Exercise:
Reproduce every line in the listing that contains the word "corrected".

(Entries from a visual dataset)
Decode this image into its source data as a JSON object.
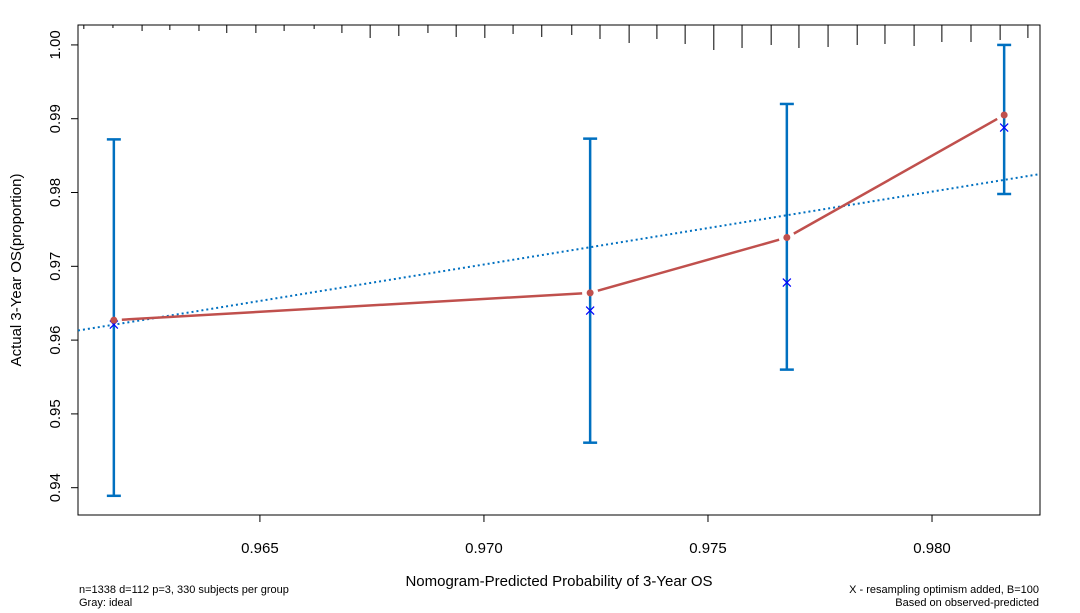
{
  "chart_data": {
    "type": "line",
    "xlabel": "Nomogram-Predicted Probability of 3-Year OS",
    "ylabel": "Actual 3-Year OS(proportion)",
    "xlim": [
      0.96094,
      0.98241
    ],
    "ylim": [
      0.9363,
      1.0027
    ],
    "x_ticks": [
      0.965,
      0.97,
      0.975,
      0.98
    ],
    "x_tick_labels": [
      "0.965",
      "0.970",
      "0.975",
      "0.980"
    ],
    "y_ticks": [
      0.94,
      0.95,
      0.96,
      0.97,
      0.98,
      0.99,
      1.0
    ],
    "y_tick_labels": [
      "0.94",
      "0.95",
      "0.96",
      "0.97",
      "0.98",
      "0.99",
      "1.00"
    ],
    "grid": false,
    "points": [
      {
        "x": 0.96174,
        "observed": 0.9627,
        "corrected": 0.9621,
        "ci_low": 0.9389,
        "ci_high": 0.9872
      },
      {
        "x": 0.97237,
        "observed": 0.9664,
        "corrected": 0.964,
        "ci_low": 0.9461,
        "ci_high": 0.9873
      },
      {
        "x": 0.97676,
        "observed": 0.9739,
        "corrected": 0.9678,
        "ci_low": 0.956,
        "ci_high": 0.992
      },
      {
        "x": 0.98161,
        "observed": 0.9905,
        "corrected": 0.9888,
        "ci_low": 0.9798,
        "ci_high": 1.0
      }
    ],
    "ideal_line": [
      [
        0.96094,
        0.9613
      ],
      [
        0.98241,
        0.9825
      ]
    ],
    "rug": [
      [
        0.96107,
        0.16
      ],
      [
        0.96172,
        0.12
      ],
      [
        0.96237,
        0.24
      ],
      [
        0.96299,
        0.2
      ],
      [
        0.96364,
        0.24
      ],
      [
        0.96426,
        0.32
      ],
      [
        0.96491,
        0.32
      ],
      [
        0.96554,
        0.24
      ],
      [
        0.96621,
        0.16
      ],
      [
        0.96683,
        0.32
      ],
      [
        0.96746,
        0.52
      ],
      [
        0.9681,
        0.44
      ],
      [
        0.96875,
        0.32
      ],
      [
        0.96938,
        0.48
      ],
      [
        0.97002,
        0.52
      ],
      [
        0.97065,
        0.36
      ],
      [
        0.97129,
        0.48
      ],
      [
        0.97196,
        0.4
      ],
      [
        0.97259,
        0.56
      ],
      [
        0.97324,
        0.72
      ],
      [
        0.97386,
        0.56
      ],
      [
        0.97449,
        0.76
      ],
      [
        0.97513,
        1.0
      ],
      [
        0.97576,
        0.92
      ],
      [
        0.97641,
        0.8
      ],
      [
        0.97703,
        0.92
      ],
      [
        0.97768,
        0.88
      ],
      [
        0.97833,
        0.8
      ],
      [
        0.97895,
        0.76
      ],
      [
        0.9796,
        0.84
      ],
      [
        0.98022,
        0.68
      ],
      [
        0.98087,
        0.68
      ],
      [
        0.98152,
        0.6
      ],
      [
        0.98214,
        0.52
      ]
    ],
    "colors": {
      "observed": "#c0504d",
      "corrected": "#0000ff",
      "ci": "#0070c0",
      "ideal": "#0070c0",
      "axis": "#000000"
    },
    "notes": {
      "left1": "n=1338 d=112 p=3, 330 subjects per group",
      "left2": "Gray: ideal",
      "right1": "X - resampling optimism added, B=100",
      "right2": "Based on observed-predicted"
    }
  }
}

Answer to the task:
        "corrected": 0.9621,
        "corrected": 0.964,
        "corrected": 0.9678,
        "corrected": 0.9888,
      "corrected": "#0000ff",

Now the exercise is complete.